» **SUPPLIED RECORDS**:
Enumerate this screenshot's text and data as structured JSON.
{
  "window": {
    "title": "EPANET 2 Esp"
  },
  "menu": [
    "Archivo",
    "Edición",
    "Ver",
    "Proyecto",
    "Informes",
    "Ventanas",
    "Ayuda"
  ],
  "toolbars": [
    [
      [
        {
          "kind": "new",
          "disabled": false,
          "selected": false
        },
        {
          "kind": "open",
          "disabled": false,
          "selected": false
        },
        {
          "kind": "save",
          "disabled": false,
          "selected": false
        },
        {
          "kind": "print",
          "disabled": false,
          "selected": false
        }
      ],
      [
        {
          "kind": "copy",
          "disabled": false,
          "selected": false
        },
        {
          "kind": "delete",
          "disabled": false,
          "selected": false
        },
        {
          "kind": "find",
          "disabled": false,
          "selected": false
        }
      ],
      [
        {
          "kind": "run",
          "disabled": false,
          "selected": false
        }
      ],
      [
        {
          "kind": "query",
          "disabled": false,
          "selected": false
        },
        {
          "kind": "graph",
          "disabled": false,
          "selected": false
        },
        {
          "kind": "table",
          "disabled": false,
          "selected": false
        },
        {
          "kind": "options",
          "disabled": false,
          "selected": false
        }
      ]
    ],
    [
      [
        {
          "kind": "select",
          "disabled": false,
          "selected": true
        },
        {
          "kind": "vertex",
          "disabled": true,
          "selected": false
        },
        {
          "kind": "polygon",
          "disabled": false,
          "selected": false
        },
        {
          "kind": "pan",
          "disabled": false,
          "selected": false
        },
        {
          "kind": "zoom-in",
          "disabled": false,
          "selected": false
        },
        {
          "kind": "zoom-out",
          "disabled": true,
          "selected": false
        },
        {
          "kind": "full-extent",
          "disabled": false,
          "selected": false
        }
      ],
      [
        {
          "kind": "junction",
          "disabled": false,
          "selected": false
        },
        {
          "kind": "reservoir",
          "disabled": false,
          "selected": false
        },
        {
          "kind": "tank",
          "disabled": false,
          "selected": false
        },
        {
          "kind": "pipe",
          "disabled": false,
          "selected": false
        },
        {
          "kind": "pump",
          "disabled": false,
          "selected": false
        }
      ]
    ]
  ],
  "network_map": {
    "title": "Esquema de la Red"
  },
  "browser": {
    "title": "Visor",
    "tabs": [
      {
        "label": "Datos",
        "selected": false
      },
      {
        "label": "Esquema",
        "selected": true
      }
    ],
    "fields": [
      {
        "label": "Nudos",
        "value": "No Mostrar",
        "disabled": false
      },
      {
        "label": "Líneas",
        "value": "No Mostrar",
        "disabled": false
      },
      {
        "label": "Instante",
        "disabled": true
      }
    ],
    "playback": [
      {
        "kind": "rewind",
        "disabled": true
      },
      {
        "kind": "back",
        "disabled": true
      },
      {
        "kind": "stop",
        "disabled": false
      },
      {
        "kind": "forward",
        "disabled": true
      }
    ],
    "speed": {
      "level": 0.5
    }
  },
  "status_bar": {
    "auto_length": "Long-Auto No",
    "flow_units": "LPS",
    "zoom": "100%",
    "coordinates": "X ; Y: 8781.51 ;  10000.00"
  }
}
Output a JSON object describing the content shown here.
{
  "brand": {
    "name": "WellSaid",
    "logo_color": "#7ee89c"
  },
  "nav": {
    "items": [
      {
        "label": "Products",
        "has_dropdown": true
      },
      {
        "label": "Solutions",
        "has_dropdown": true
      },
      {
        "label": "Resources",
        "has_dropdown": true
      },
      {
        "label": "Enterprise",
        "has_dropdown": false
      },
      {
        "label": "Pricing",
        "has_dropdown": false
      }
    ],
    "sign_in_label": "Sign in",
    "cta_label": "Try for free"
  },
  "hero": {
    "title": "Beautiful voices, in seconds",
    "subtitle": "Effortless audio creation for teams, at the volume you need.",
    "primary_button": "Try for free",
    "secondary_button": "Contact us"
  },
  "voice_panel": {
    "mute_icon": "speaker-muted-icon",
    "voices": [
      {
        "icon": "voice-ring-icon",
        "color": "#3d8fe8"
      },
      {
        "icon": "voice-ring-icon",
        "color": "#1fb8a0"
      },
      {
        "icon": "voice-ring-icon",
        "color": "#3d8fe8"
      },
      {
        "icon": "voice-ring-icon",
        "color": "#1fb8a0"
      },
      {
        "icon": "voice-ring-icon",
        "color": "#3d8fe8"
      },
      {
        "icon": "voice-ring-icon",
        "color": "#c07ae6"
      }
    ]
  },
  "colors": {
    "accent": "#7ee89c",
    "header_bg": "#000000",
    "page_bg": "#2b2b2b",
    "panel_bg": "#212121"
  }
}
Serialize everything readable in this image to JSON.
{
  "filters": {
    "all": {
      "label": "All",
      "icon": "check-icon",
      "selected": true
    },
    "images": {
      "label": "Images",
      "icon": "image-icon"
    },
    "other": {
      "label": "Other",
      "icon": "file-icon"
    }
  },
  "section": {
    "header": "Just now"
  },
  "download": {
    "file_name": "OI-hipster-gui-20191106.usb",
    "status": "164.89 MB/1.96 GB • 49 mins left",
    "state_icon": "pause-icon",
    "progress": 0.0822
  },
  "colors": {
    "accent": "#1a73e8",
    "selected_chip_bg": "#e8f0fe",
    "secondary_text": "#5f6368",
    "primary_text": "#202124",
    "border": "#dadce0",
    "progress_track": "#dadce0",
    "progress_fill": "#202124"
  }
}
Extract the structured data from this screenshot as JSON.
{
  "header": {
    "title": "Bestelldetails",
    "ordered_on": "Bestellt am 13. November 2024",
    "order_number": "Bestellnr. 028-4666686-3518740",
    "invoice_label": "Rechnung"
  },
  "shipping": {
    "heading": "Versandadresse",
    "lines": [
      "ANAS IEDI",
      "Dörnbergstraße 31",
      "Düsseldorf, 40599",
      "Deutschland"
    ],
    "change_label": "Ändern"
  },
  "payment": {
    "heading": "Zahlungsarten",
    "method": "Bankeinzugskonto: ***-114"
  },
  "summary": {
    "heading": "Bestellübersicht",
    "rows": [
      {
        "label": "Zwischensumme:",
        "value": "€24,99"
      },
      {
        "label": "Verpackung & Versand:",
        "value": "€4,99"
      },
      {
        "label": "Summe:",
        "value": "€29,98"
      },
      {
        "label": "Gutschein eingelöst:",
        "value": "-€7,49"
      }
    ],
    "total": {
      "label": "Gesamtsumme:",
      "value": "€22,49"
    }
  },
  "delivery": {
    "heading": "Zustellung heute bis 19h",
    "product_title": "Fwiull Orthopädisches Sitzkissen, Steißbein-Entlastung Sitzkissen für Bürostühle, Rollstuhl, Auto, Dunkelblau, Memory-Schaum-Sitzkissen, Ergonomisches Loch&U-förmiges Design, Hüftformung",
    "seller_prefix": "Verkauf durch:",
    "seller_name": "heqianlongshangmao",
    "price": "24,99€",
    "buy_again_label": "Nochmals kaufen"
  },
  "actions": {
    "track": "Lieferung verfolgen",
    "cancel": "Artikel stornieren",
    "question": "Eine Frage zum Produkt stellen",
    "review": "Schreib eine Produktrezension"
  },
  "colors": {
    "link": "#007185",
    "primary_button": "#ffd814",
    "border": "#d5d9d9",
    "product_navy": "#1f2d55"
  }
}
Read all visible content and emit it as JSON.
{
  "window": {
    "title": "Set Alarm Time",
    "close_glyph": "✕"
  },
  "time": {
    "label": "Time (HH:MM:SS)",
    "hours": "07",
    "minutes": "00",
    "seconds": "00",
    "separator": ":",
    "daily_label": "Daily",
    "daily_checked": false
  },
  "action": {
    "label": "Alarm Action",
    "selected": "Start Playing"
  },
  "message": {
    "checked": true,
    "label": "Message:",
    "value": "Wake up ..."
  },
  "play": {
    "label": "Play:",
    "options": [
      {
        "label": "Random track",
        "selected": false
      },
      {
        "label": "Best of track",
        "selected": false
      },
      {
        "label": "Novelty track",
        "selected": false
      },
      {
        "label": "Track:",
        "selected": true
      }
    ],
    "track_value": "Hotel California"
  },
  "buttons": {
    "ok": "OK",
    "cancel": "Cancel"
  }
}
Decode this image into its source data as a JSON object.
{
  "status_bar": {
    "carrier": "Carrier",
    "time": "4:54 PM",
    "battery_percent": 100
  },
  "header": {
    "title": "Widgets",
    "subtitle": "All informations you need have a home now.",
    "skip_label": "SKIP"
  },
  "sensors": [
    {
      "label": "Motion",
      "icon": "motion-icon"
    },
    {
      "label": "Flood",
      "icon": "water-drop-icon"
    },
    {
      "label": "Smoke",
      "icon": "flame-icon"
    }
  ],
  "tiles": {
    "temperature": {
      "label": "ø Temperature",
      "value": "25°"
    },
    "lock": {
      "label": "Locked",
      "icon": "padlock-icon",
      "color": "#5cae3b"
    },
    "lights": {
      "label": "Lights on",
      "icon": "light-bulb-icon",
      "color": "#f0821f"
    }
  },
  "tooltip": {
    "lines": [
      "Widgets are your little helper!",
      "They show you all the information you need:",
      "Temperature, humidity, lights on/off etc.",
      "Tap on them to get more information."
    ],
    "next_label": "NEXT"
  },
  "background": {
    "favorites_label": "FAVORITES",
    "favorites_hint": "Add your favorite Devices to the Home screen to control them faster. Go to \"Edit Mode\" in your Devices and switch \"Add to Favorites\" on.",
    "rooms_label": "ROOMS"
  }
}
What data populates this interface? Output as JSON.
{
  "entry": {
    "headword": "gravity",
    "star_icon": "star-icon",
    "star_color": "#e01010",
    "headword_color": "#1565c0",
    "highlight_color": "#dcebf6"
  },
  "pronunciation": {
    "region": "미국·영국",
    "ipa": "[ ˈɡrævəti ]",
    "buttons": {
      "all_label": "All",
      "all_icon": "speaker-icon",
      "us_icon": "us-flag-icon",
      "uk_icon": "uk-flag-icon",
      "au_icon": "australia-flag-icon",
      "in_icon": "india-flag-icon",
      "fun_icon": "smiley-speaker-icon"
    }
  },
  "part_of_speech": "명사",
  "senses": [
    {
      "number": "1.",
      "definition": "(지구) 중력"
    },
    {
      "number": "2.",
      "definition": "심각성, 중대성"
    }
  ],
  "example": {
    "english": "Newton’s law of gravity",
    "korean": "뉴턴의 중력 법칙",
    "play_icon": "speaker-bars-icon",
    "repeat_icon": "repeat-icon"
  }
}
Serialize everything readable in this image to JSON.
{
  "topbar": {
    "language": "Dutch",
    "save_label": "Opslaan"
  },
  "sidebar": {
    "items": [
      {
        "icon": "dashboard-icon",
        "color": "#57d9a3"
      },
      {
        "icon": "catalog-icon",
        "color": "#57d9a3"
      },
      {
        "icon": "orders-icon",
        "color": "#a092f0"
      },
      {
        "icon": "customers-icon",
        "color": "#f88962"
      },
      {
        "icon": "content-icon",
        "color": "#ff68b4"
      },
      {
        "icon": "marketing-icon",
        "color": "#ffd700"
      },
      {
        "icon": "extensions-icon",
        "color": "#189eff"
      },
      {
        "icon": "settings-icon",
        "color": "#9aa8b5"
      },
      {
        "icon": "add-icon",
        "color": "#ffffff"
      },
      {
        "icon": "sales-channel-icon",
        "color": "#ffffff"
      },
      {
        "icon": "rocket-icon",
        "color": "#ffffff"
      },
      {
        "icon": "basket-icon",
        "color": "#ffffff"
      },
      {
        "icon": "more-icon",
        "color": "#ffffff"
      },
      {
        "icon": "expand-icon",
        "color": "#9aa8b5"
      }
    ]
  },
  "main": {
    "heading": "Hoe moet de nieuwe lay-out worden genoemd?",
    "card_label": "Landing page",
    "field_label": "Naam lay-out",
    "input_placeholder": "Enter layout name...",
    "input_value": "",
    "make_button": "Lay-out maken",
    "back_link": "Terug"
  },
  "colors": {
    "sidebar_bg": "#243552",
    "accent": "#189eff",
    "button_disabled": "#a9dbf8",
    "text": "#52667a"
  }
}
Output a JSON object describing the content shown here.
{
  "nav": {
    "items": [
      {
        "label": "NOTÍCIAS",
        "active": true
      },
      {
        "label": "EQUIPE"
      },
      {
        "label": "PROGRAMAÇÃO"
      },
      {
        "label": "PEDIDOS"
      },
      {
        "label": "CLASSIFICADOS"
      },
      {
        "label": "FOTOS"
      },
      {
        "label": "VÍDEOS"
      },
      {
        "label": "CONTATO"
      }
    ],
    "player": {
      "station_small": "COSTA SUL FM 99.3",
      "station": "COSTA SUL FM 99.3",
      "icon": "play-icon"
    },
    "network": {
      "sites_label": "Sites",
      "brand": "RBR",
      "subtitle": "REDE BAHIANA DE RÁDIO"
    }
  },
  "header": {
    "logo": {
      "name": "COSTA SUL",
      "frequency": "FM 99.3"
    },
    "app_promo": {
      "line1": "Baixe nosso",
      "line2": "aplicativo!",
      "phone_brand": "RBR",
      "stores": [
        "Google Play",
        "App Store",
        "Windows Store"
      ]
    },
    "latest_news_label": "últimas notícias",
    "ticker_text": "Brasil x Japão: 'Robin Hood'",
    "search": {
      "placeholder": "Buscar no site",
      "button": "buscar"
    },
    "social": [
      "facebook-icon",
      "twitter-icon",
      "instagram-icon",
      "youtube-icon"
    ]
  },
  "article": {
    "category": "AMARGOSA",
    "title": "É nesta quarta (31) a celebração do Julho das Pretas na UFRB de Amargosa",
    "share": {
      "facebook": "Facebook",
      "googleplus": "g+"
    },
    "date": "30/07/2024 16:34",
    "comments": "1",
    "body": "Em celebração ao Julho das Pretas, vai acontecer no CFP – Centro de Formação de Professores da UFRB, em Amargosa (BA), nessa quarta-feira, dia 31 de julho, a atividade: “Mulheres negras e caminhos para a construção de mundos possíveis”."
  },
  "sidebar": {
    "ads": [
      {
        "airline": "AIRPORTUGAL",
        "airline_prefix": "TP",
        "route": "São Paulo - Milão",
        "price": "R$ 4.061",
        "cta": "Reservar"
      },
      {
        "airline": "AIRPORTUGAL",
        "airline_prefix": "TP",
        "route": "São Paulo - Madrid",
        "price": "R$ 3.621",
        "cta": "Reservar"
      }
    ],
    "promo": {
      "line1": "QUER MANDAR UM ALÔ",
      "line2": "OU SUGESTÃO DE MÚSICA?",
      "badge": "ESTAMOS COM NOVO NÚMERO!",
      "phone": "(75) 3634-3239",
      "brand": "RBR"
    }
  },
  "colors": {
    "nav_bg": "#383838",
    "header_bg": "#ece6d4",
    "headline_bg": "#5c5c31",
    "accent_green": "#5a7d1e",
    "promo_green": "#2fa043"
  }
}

» **WORK REQUIRED**:
Isolate each line of the listing above that includes "Julho". Copy it.

» **SOLUTION TO THE PROBLEM**:
    "title": "É nesta quarta (31) a celebração do Julho das Pretas na UFRB de Amargosa",
    "body": "Em celebração ao Julho das Pretas, vai acontecer no CFP – Centro de Formação de Professores da UFRB, em Amargosa (BA), nessa quarta-feira, dia 31 de julho, a atividade: “Mulheres negras e caminhos para a construção de mundos possíveis”."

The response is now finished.